> Énoncé: Recopiez à l'identique les lignes de la liste, du début jusqu'à la ligne qui contient "considering-1-text-1: a mobilização", celle-ci comprise.

> Entrées enregistrées:
►

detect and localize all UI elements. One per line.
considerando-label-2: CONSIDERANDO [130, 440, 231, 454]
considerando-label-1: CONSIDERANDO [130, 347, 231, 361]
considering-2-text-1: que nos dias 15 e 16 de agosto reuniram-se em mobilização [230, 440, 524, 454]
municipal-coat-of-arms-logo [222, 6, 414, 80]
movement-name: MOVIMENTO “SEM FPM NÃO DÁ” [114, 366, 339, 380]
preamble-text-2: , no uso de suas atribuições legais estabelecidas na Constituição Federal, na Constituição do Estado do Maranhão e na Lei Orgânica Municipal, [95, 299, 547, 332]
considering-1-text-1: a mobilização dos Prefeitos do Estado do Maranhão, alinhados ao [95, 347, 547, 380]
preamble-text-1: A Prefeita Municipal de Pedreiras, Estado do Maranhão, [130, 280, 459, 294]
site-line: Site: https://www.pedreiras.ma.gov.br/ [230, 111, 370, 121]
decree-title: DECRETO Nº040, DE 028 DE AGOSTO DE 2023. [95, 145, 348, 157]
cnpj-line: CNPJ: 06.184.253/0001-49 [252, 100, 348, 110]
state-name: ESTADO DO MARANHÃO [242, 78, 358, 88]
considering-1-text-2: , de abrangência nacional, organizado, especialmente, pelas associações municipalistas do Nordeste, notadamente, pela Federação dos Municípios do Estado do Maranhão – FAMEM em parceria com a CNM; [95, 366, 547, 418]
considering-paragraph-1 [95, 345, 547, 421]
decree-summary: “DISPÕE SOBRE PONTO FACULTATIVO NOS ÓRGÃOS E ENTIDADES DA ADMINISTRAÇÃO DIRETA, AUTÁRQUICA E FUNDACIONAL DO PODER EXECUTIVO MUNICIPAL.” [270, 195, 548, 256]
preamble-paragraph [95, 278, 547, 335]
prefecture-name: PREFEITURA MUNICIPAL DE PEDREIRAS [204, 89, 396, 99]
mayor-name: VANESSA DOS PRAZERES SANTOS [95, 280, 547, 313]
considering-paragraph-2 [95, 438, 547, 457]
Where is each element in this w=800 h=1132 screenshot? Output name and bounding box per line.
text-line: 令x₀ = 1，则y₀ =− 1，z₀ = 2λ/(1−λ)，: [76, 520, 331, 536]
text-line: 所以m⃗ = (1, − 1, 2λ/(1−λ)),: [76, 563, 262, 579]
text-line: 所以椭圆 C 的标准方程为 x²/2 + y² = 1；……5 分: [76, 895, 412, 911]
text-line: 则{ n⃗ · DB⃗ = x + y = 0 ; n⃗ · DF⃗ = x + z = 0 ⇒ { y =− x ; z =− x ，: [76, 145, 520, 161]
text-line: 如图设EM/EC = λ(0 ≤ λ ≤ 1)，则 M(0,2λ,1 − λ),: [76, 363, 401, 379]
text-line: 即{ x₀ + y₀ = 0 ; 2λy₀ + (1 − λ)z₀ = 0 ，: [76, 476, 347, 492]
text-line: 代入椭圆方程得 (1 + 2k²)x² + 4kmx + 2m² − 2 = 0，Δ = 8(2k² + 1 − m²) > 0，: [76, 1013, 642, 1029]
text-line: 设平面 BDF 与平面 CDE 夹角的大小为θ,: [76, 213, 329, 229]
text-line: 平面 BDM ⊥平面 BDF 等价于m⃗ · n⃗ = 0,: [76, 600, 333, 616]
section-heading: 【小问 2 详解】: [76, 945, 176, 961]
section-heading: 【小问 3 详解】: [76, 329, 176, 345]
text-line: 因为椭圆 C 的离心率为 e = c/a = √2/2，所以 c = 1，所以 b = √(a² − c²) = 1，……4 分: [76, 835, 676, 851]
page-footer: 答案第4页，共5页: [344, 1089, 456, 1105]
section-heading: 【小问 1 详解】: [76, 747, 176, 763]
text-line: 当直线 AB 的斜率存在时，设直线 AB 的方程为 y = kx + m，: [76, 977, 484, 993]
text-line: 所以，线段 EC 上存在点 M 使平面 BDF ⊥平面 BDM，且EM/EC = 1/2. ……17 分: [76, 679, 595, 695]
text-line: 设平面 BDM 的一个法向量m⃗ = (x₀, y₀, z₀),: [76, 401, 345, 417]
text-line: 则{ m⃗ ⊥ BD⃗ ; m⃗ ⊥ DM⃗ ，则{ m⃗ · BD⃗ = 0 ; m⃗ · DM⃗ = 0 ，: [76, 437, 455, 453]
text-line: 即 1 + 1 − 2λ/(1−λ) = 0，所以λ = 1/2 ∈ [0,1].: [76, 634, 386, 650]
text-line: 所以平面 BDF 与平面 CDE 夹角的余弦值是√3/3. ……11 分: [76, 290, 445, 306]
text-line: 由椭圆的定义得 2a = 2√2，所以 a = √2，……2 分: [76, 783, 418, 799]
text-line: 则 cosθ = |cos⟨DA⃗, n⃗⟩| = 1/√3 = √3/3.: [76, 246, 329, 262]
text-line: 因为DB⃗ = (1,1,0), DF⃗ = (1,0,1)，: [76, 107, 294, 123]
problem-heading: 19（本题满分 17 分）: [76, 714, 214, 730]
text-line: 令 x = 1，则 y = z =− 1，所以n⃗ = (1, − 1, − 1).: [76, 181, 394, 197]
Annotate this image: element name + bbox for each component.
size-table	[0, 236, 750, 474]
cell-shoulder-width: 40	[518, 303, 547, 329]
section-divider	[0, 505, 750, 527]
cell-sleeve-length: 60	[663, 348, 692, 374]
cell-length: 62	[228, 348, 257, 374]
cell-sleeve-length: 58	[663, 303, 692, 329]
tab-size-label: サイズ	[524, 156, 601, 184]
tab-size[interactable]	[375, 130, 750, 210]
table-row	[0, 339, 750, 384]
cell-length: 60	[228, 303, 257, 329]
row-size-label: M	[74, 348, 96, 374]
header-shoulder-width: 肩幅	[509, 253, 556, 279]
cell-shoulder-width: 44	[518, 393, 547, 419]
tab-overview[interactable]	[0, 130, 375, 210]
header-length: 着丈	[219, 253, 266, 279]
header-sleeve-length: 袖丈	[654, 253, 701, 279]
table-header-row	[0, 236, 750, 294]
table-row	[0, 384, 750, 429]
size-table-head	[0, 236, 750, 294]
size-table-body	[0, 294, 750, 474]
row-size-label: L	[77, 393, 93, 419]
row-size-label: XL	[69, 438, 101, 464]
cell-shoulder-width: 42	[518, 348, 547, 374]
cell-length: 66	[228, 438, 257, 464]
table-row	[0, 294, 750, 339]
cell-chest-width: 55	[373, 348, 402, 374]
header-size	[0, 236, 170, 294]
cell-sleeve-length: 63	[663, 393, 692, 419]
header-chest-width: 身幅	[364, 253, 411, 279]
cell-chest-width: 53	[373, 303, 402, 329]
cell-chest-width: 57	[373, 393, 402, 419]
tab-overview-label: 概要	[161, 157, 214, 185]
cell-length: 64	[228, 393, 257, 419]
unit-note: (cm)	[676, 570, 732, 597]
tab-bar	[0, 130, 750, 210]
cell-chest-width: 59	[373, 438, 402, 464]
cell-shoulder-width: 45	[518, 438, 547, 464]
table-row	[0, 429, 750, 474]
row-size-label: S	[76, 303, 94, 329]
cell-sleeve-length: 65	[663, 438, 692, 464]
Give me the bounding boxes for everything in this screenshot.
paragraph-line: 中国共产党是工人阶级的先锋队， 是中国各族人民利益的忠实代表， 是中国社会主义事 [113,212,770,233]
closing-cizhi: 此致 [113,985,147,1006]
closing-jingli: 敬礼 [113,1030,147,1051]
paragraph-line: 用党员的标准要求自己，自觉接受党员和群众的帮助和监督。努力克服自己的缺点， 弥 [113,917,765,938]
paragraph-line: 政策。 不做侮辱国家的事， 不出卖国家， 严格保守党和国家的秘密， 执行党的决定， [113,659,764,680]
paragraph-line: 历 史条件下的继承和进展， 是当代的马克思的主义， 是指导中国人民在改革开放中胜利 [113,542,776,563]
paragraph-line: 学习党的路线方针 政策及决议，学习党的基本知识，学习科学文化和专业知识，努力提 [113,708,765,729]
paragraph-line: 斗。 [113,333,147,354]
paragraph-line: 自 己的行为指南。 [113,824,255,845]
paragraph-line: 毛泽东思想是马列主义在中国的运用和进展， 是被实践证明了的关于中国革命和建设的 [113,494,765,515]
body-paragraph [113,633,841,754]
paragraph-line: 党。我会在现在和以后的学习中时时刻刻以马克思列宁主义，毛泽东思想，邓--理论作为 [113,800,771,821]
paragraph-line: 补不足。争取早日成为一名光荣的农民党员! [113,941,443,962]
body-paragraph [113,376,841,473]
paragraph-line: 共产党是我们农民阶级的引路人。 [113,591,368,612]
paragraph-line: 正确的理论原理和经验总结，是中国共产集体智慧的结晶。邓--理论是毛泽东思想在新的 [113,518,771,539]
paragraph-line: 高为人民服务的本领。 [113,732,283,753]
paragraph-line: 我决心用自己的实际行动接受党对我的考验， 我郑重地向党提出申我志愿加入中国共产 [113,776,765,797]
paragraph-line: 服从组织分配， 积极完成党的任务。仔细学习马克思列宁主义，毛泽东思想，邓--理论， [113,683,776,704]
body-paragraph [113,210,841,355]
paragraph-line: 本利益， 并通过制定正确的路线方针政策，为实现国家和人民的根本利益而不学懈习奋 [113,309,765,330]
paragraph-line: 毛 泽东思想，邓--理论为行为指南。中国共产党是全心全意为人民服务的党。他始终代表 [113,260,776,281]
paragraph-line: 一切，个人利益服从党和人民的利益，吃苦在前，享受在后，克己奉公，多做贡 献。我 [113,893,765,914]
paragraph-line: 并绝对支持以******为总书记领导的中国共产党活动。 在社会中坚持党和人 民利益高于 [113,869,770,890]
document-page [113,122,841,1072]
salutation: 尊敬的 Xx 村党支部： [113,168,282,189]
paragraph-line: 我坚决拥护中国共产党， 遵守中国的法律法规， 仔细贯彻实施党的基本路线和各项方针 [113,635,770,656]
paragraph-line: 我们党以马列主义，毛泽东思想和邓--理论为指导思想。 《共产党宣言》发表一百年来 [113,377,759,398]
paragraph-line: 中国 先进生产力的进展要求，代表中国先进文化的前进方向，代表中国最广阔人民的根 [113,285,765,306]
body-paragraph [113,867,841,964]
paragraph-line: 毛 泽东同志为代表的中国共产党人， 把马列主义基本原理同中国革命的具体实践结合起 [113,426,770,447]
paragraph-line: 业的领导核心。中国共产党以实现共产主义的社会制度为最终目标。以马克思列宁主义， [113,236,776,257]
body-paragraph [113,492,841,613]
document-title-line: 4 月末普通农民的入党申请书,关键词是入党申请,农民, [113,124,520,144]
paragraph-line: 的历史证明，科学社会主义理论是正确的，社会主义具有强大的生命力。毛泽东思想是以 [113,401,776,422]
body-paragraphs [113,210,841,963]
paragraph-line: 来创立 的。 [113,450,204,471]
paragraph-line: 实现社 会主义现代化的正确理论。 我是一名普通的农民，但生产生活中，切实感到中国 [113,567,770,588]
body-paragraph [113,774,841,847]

◄

> Réponse attendue:
detect and localize all UI elements. One per line.
considerando-label-2: CONSIDERANDO [130, 440, 231, 454]
considerando-label-1: CONSIDERANDO [130, 347, 231, 361]
considering-2-text-1: que nos dias 15 e 16 de agosto reuniram-se em mobilização [230, 440, 524, 454]
municipal-coat-of-arms-logo [222, 6, 414, 80]
movement-name: MOVIMENTO “SEM FPM NÃO DÁ” [114, 366, 339, 380]
preamble-text-2: , no uso de suas atribuições legais estabelecidas na Constituição Federal, na Constituição do Estado do Maranhão e na Lei Orgânica Municipal, [95, 299, 547, 332]
considering-1-text-1: a mobilização dos Prefeitos do Estado do Maranhão, alinhados ao [95, 347, 547, 380]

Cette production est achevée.